-- Your instructions --
Print the records below exactly as they appear.
** start Raw data **
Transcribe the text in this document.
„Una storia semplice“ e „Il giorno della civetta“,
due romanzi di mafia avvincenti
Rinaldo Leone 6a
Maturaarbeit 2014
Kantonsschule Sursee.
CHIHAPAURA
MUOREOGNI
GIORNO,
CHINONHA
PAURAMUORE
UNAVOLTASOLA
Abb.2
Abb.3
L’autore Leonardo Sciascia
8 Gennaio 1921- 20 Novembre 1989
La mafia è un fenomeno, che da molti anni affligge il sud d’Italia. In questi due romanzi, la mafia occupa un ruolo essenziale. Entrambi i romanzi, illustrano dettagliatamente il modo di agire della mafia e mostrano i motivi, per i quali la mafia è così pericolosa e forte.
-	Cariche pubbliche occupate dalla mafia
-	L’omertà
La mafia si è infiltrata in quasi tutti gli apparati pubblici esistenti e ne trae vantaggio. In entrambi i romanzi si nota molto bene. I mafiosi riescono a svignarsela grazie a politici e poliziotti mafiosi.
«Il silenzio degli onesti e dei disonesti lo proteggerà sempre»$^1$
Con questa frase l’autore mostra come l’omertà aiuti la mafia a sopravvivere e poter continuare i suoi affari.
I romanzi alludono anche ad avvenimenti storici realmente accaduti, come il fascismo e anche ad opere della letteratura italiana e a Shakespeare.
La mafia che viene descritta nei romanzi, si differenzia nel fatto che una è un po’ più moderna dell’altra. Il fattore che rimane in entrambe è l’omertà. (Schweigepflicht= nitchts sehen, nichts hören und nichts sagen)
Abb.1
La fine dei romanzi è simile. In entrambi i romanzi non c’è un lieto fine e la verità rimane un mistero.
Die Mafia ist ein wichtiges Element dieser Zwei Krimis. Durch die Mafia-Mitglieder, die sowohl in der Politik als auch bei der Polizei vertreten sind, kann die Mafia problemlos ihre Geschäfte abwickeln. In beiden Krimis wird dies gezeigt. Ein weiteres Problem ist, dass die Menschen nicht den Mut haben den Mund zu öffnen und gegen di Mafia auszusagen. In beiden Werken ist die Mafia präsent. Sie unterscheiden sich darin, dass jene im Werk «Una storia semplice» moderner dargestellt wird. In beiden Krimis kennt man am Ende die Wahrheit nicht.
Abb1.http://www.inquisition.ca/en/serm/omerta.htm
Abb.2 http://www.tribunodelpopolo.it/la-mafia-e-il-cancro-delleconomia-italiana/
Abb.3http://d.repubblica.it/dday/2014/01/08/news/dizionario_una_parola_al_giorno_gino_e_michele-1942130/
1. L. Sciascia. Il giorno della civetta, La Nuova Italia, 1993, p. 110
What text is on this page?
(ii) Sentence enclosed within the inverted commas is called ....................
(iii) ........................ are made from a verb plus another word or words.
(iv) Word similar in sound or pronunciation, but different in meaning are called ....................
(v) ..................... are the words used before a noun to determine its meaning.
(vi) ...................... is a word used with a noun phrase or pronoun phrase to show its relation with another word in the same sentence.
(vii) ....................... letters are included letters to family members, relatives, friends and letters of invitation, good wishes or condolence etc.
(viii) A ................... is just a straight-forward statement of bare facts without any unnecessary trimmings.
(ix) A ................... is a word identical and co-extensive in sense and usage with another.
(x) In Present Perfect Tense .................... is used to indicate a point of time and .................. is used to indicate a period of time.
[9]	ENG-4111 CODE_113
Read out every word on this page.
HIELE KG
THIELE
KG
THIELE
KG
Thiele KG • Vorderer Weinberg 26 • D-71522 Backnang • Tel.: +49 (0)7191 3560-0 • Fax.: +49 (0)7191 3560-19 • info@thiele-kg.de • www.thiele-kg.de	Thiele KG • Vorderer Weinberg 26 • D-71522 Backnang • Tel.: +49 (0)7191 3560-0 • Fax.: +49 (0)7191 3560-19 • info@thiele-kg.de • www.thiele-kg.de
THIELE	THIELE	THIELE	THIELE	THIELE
** end Raw data **
-- Completed task --
Transcribe the text in this document.
„Una storia semplice“ e „Il giorno della civetta“,
due romanzi di mafia avvincenti
Rinaldo Leone 6a
Maturaarbeit 2014
Kantonsschule Sursee.
CHIHAPAURA
MUOREOGNI
GIORNO,
CHINONHA
PAURAMUORE
UNAVOLTASOLA
Abb.2
Abb.3
L’autore Leonardo Sciascia
8 Gennaio 1921- 20 Novembre 1989
La mafia è un fenomeno, che da molti anni affligge il sud d’Italia. In questi due romanzi, la mafia occupa un ruolo essenziale. Entrambi i romanzi, illustrano dettagliatamente il modo di agire della mafia e mostrano i motivi, per i quali la mafia è così pericolosa e forte.
-	Cariche pubbliche occupate dalla mafia
-	L’omertà
La mafia si è infiltrata in quasi tutti gli apparati pubblici esistenti e ne trae vantaggio. In entrambi i romanzi si nota molto bene. I mafiosi riescono a svignarsela grazie a politici e poliziotti mafiosi.
«Il silenzio degli onesti e dei disonesti lo proteggerà sempre»$^1$
Con questa frase l’autore mostra come l’omertà aiuti la mafia a sopravvivere e poter continuare i suoi affari.
I romanzi alludono anche ad avvenimenti storici realmente accaduti, come il fascismo e anche ad opere della letteratura italiana e a Shakespeare.
La mafia che viene descritta nei romanzi, si differenzia nel fatto che una è un po’ più moderna dell’altra. Il fattore che rimane in entrambe è l’omertà. (Schweigepflicht= nitchts sehen, nichts hören und nichts sagen)
Abb.1
La fine dei romanzi è simile. In entrambi i romanzi non c’è un lieto fine e la verità rimane un mistero.
Die Mafia ist ein wichtiges Element dieser Zwei Krimis. Durch die Mafia-Mitglieder, die sowohl in der Politik als auch bei der Polizei vertreten sind, kann die Mafia problemlos ihre Geschäfte abwickeln. In beiden Krimis wird dies gezeigt. Ein weiteres Problem ist, dass die Menschen nicht den Mut haben den Mund zu öffnen und gegen di Mafia auszusagen. In beiden Werken ist die Mafia präsent. Sie unterscheiden sich darin, dass jene im Werk «Una storia semplice» moderner dargestellt wird. In beiden Krimis kennt man am Ende die Wahrheit nicht.
Abb1.http://www.inquisition.ca/en/serm/omerta.htm
Abb.2 http://www.tribunodelpopolo.it/la-mafia-e-il-cancro-delleconomia-italiana/
Abb.3http://d.repubblica.it/dday/2014/01/08/news/dizionario_una_parola_al_giorno_gino_e_michele-1942130/
1. L. Sciascia. Il giorno della civetta, La Nuova Italia, 1993, p. 110
What text is on this page?
(ii) Sentence enclosed within the inverted commas is called ....................
(iii) ........................ are made from a verb plus another word or words.
(iv) Word similar in sound or pronunciation, but different in meaning are called ....................
(v) ..................... are the words used before a noun to determine its meaning.
(vi) ...................... is a word used with a noun phrase or pronoun phrase to show its relation with another word in the same sentence.
(vii) ....................... letters are included letters to family members, relatives, friends and letters of invitation, good wishes or condolence etc.
(viii) A ................... is just a straight-forward statement of bare facts without any unnecessary trimmings.
(ix) A ................... is a word identical and co-extensive in sense and usage with another.
(x) In Present Perfect Tense .................... is used to indicate a point of time and .................. is used to indicate a period of time.
[9]	ENG-4111 CODE_113
Read out every word on this page.
HIELE KG
THIELE
KG
THIELE
KG
Thiele KG • Vorderer Weinberg 26 • D-71522 Backnang • Tel.: +49 (0)7191 3560-0 • Fax.: +49 (0)7191 3560-19 • info@thiele-kg.de • www.thiele-kg.de	Thiele KG • Vorderer Weinberg 26 • D-71522 Backnang • Tel.: +49 (0)7191 3560-0 • Fax.: +49 (0)7191 3560-19 • info@thiele-kg.de • www.thiele-kg.de
THIELE	THIELE	THIELE	THIELE	THIELE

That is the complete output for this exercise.